**Your goal**
Reproduce the listing below without changes, except that pictures are left out.

**Raw data**
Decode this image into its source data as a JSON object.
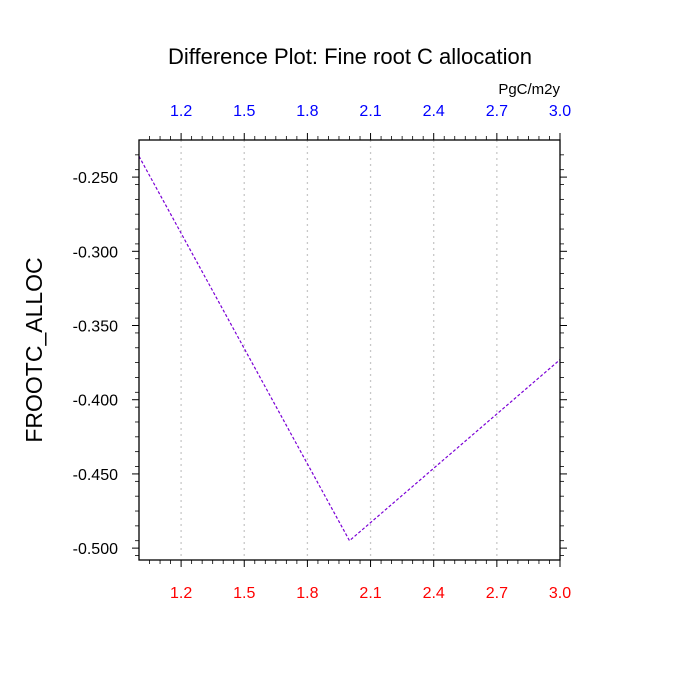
{
  "chart_data": {
    "type": "line",
    "title": "Difference Plot: Fine root C allocation",
    "units_label": "PgC/m2y",
    "ylabel": "FROOTC_ALLOC",
    "xlabel": "",
    "xlim": [
      1.0,
      3.0
    ],
    "ylim": [
      -0.508,
      -0.225
    ],
    "x_ticks": [
      "1.2",
      "1.5",
      "1.8",
      "2.1",
      "2.4",
      "2.7",
      "3.0"
    ],
    "x_tick_values": [
      1.2,
      1.5,
      1.8,
      2.1,
      2.4,
      2.7,
      3.0
    ],
    "y_ticks": [
      "-0.250",
      "-0.300",
      "-0.350",
      "-0.400",
      "-0.450",
      "-0.500"
    ],
    "y_tick_values": [
      -0.25,
      -0.3,
      -0.35,
      -0.4,
      -0.45,
      -0.5
    ],
    "grid": "vertical dotted at x ticks",
    "bottom_tick_color": "#ff0000",
    "top_tick_color": "#0000ff",
    "series": [
      {
        "color": "#7b00d6",
        "style": "dashed",
        "x": [
          1.0,
          2.0,
          3.0
        ],
        "y": [
          -0.236,
          -0.495,
          -0.373
        ]
      }
    ]
  }
}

**Result for this task**
Decode this image into its source data as a JSON object.
{
  "chart_data": {
    "type": "line",
    "title": "Difference Plot: Fine root C allocation",
    "units_label": "PgC/m2y",
    "ylabel": "FROOTC_ALLOC",
    "xlabel": "",
    "xlim": [
      1.0,
      3.0
    ],
    "ylim": [
      -0.508,
      -0.225
    ],
    "x_ticks": [
      "1.2",
      "1.5",
      "1.8",
      "2.1",
      "2.4",
      "2.7",
      "3.0"
    ],
    "x_tick_values": [
      1.2,
      1.5,
      1.8,
      2.1,
      2.4,
      2.7,
      3.0
    ],
    "y_ticks": [
      "-0.250",
      "-0.300",
      "-0.350",
      "-0.400",
      "-0.450",
      "-0.500"
    ],
    "y_tick_values": [
      -0.25,
      -0.3,
      -0.35,
      -0.4,
      -0.45,
      -0.5
    ],
    "grid": "vertical dotted at x ticks",
    "bottom_tick_color": "#ff0000",
    "top_tick_color": "#0000ff",
    "series": [
      {
        "color": "#7b00d6",
        "style": "dashed",
        "x": [
          1.0,
          2.0,
          3.0
        ],
        "y": [
          -0.236,
          -0.495,
          -0.373
        ]
      }
    ]
  }
}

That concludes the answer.